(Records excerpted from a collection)

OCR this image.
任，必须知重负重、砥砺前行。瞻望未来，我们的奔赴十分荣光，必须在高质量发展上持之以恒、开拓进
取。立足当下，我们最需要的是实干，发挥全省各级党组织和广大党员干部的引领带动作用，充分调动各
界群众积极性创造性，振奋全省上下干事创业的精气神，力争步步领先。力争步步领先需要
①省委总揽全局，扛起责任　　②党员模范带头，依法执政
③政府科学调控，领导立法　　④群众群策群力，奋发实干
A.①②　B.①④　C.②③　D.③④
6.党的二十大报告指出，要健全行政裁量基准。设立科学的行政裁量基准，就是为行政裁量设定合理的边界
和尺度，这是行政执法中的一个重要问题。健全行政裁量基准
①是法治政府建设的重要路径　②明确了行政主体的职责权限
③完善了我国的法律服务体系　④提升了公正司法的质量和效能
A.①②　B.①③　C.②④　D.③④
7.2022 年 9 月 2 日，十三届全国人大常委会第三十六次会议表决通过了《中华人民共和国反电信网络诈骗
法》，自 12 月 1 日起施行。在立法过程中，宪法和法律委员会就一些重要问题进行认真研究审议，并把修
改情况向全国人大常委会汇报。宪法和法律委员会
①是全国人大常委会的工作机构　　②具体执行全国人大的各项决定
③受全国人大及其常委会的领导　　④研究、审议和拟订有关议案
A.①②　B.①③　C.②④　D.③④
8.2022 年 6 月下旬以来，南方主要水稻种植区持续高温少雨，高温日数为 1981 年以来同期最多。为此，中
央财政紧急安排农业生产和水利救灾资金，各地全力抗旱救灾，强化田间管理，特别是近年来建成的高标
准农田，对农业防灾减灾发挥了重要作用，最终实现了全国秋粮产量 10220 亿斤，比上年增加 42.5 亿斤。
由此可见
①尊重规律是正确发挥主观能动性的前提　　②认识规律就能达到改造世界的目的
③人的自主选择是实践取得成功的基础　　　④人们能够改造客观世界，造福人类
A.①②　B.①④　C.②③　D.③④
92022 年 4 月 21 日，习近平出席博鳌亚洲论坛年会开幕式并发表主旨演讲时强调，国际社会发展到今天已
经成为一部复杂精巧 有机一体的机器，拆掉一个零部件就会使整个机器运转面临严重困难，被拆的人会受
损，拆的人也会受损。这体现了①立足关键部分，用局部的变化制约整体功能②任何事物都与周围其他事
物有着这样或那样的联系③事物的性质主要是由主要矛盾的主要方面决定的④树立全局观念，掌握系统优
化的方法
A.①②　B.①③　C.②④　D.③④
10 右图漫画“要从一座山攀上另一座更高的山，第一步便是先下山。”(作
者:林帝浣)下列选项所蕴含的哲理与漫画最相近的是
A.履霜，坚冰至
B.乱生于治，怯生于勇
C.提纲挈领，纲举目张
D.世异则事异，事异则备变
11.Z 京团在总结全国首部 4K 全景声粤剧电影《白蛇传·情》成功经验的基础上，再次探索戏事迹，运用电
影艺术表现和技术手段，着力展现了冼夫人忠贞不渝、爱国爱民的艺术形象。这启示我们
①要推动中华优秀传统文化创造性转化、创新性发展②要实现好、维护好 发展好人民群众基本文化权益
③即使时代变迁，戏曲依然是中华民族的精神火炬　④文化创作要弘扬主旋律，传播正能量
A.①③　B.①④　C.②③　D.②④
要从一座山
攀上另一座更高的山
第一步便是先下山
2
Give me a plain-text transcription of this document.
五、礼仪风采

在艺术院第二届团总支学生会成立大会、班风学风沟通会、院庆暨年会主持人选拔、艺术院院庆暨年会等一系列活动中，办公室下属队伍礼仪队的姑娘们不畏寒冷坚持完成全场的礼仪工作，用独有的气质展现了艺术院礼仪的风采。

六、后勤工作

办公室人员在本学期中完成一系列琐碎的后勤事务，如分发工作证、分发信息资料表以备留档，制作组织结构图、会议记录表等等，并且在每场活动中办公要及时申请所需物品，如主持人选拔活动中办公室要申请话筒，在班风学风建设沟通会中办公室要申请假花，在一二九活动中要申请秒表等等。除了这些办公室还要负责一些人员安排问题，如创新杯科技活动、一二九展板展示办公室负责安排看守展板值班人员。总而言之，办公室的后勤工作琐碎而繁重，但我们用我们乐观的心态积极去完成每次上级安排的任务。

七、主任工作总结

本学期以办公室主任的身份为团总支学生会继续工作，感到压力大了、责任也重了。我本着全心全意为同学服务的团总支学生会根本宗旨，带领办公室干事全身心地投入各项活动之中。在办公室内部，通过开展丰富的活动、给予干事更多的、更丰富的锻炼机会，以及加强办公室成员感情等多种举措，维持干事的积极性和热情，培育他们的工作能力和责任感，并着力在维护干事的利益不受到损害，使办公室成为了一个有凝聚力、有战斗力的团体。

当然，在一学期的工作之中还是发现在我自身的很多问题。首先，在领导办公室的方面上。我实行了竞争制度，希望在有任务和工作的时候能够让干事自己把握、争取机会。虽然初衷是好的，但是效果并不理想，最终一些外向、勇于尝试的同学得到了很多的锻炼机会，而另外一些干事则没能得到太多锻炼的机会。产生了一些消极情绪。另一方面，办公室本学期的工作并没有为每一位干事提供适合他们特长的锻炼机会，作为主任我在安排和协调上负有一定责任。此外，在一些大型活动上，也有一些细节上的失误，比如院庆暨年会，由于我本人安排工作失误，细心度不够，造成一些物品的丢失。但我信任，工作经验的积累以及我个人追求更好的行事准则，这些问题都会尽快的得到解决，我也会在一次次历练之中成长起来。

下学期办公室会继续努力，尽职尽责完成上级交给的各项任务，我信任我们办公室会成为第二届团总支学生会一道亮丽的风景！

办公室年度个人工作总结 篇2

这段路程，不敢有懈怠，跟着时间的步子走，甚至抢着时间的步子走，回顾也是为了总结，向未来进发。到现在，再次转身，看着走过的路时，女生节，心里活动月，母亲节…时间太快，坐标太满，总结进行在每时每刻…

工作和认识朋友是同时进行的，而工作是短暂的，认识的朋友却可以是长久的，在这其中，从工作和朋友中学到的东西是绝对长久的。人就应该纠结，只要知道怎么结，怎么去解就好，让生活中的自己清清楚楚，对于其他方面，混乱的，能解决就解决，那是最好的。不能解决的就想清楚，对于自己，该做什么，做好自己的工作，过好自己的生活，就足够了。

Instruction |
Output all records verbatim.

Answer to the exercise |
OCR this image.
任，必须知重负重、砥砺前行。瞻望未来，我们的奔赴十分荣光，必须在高质量发展上持之以恒、开拓进
取。立足当下，我们最需要的是实干，发挥全省各级党组织和广大党员干部的引领带动作用，充分调动各
界群众积极性创造性，振奋全省上下干事创业的精气神，力争步步领先。力争步步领先需要
①省委总揽全局，扛起责任　　②党员模范带头，依法执政
③政府科学调控，领导立法　　④群众群策群力，奋发实干
A.①②　B.①④　C.②③　D.③④
6.党的二十大报告指出，要健全行政裁量基准。设立科学的行政裁量基准，就是为行政裁量设定合理的边界
和尺度，这是行政执法中的一个重要问题。健全行政裁量基准
①是法治政府建设的重要路径　②明确了行政主体的职责权限
③完善了我国的法律服务体系　④提升了公正司法的质量和效能
A.①②　B.①③　C.②④　D.③④
7.2022 年 9 月 2 日，十三届全国人大常委会第三十六次会议表决通过了《中华人民共和国反电信网络诈骗
法》，自 12 月 1 日起施行。在立法过程中，宪法和法律委员会就一些重要问题进行认真研究审议，并把修
改情况向全国人大常委会汇报。宪法和法律委员会
①是全国人大常委会的工作机构　　②具体执行全国人大的各项决定
③受全国人大及其常委会的领导　　④研究、审议和拟订有关议案
A.①②　B.①③　C.②④　D.③④
8.2022 年 6 月下旬以来，南方主要水稻种植区持续高温少雨，高温日数为 1981 年以来同期最多。为此，中
央财政紧急安排农业生产和水利救灾资金，各地全力抗旱救灾，强化田间管理，特别是近年来建成的高标
准农田，对农业防灾减灾发挥了重要作用，最终实现了全国秋粮产量 10220 亿斤，比上年增加 42.5 亿斤。
由此可见
①尊重规律是正确发挥主观能动性的前提　　②认识规律就能达到改造世界的目的
③人的自主选择是实践取得成功的基础　　　④人们能够改造客观世界，造福人类
A.①②　B.①④　C.②③　D.③④
92022 年 4 月 21 日，习近平出席博鳌亚洲论坛年会开幕式并发表主旨演讲时强调，国际社会发展到今天已
经成为一部复杂精巧 有机一体的机器，拆掉一个零部件就会使整个机器运转面临严重困难，被拆的人会受
损，拆的人也会受损。这体现了①立足关键部分，用局部的变化制约整体功能②任何事物都与周围其他事
物有着这样或那样的联系③事物的性质主要是由主要矛盾的主要方面决定的④树立全局观念，掌握系统优
化的方法
A.①②　B.①③　C.②④　D.③④
10 右图漫画“要从一座山攀上另一座更高的山，第一步便是先下山。”(作
者:林帝浣)下列选项所蕴含的哲理与漫画最相近的是
A.履霜，坚冰至
B.乱生于治，怯生于勇
C.提纲挈领，纲举目张
D.世异则事异，事异则备变
11.Z 京团在总结全国首部 4K 全景声粤剧电影《白蛇传·情》成功经验的基础上，再次探索戏事迹，运用电
影艺术表现和技术手段，着力展现了冼夫人忠贞不渝、爱国爱民的艺术形象。这启示我们
①要推动中华优秀传统文化创造性转化、创新性发展②要实现好、维护好 发展好人民群众基本文化权益
③即使时代变迁，戏曲依然是中华民族的精神火炬　④文化创作要弘扬主旋律，传播正能量
A.①③　B.①④　C.②③　D.②④
要从一座山
攀上另一座更高的山
第一步便是先下山
2
Give me a plain-text transcription of this document.
五、礼仪风采

在艺术院第二届团总支学生会成立大会、班风学风沟通会、院庆暨年会主持人选拔、艺术院院庆暨年会等一系列活动中，办公室下属队伍礼仪队的姑娘们不畏寒冷坚持完成全场的礼仪工作，用独有的气质展现了艺术院礼仪的风采。

六、后勤工作

办公室人员在本学期中完成一系列琐碎的后勤事务，如分发工作证、分发信息资料表以备留档，制作组织结构图、会议记录表等等，并且在每场活动中办公要及时申请所需物品，如主持人选拔活动中办公室要申请话筒，在班风学风建设沟通会中办公室要申请假花，在一二九活动中要申请秒表等等。除了这些办公室还要负责一些人员安排问题，如创新杯科技活动、一二九展板展示办公室负责安排看守展板值班人员。总而言之，办公室的后勤工作琐碎而繁重，但我们用我们乐观的心态积极去完成每次上级安排的任务。

七、主任工作总结

本学期以办公室主任的身份为团总支学生会继续工作，感到压力大了、责任也重了。我本着全心全意为同学服务的团总支学生会根本宗旨，带领办公室干事全身心地投入各项活动之中。在办公室内部，通过开展丰富的活动、给予干事更多的、更丰富的锻炼机会，以及加强办公室成员感情等多种举措，维持干事的积极性和热情，培育他们的工作能力和责任感，并着力在维护干事的利益不受到损害，使办公室成为了一个有凝聚力、有战斗力的团体。

当然，在一学期的工作之中还是发现在我自身的很多问题。首先，在领导办公室的方面上。我实行了竞争制度，希望在有任务和工作的时候能够让干事自己把握、争取机会。虽然初衷是好的，但是效果并不理想，最终一些外向、勇于尝试的同学得到了很多的锻炼机会，而另外一些干事则没能得到太多锻炼的机会。产生了一些消极情绪。另一方面，办公室本学期的工作并没有为每一位干事提供适合他们特长的锻炼机会，作为主任我在安排和协调上负有一定责任。此外，在一些大型活动上，也有一些细节上的失误，比如院庆暨年会，由于我本人安排工作失误，细心度不够，造成一些物品的丢失。但我信任，工作经验的积累以及我个人追求更好的行事准则，这些问题都会尽快的得到解决，我也会在一次次历练之中成长起来。

下学期办公室会继续努力，尽职尽责完成上级交给的各项任务，我信任我们办公室会成为第二届团总支学生会一道亮丽的风景！

办公室年度个人工作总结 篇2

这段路程，不敢有懈怠，跟着时间的步子走，甚至抢着时间的步子走，回顾也是为了总结，向未来进发。到现在，再次转身，看着走过的路时，女生节，心里活动月，母亲节…时间太快，坐标太满，总结进行在每时每刻…

工作和认识朋友是同时进行的，而工作是短暂的，认识的朋友却可以是长久的，在这其中，从工作和朋友中学到的东西是绝对长久的。人就应该纠结，只要知道怎么结，怎么去解就好，让生活中的自己清清楚楚，对于其他方面，混乱的，能解决就解决，那是最好的。不能解决的就想清楚，对于自己，该做什么，做好自己的工作，过好自己的生活，就足够了。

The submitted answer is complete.